Source data:
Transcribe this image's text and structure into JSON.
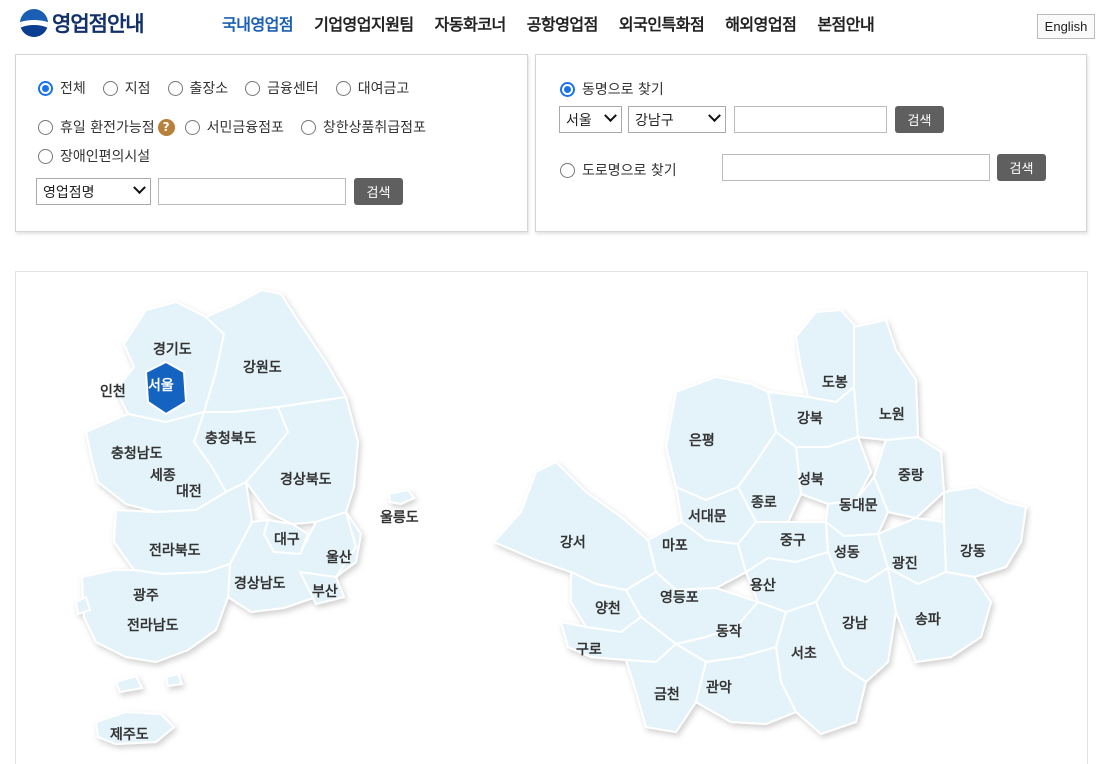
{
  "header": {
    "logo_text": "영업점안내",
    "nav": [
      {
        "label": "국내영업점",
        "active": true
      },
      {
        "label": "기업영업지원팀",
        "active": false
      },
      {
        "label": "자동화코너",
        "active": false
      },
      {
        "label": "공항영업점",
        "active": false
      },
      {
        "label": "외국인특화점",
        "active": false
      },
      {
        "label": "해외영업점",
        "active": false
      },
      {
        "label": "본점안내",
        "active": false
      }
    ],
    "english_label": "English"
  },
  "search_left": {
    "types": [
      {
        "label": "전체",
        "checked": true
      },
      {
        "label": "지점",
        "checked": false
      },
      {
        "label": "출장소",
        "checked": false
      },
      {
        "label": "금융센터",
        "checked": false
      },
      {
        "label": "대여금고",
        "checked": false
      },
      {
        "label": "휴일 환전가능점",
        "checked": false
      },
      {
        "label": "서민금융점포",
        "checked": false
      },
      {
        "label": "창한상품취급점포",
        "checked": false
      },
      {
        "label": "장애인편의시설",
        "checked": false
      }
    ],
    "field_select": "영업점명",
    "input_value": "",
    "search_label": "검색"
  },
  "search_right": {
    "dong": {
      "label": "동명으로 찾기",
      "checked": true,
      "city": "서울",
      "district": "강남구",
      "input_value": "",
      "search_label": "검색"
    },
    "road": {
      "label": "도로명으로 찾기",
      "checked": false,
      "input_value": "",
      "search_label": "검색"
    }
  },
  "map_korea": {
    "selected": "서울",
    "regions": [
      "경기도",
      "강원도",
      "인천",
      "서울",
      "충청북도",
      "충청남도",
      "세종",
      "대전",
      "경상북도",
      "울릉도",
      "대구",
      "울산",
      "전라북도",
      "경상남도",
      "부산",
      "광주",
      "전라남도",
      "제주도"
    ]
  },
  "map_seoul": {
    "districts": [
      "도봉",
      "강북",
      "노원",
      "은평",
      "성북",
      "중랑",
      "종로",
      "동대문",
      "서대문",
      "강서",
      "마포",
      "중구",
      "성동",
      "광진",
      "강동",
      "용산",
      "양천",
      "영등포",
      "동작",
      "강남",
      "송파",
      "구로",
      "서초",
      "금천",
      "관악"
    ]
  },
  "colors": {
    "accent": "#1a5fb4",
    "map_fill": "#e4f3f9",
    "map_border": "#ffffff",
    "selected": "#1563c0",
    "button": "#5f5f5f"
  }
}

* * *

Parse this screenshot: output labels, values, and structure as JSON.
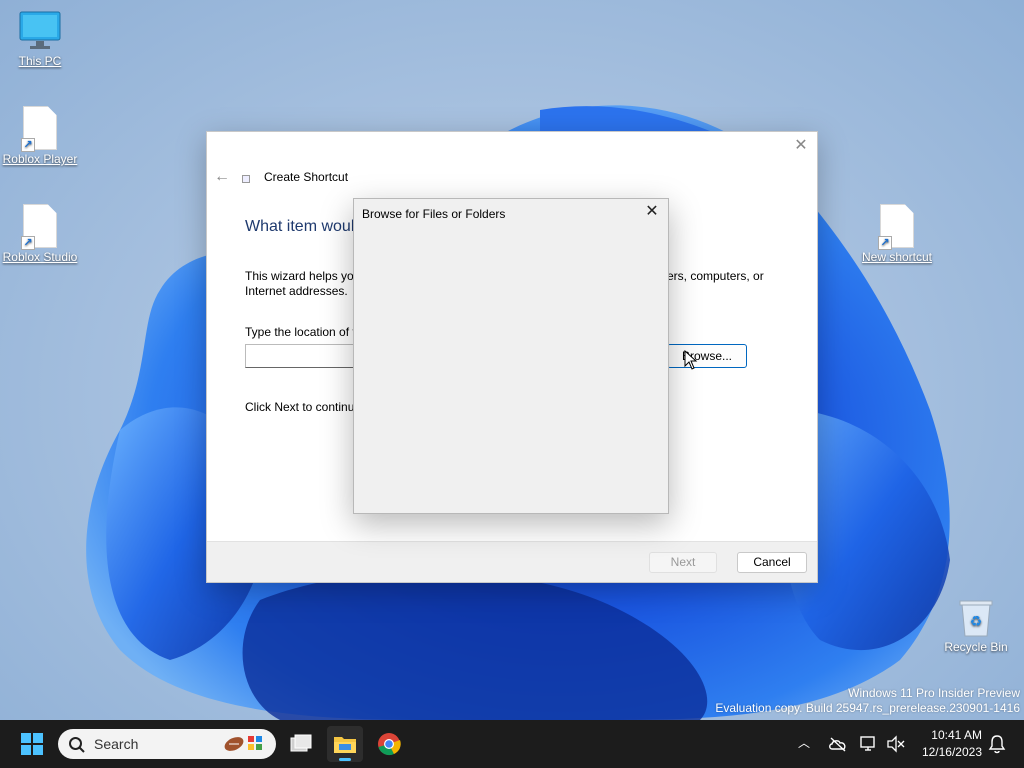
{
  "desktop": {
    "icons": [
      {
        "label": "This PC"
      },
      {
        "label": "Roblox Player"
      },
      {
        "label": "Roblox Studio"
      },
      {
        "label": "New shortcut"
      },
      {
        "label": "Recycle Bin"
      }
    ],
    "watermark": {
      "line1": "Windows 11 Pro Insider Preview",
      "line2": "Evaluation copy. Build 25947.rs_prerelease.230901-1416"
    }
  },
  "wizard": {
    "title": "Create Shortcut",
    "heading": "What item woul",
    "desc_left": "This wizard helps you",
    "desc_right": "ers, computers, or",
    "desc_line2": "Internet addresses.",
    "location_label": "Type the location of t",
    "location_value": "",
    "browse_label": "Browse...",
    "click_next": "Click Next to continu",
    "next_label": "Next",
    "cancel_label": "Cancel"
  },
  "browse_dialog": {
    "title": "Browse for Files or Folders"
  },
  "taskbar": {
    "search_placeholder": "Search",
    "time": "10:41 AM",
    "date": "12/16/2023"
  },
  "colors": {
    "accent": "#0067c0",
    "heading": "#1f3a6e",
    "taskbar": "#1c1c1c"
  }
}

Goal of the exercise:
Among the records above, how many lines carry the string "wizard"? Reply with the number alone.

Solution for this problem:
2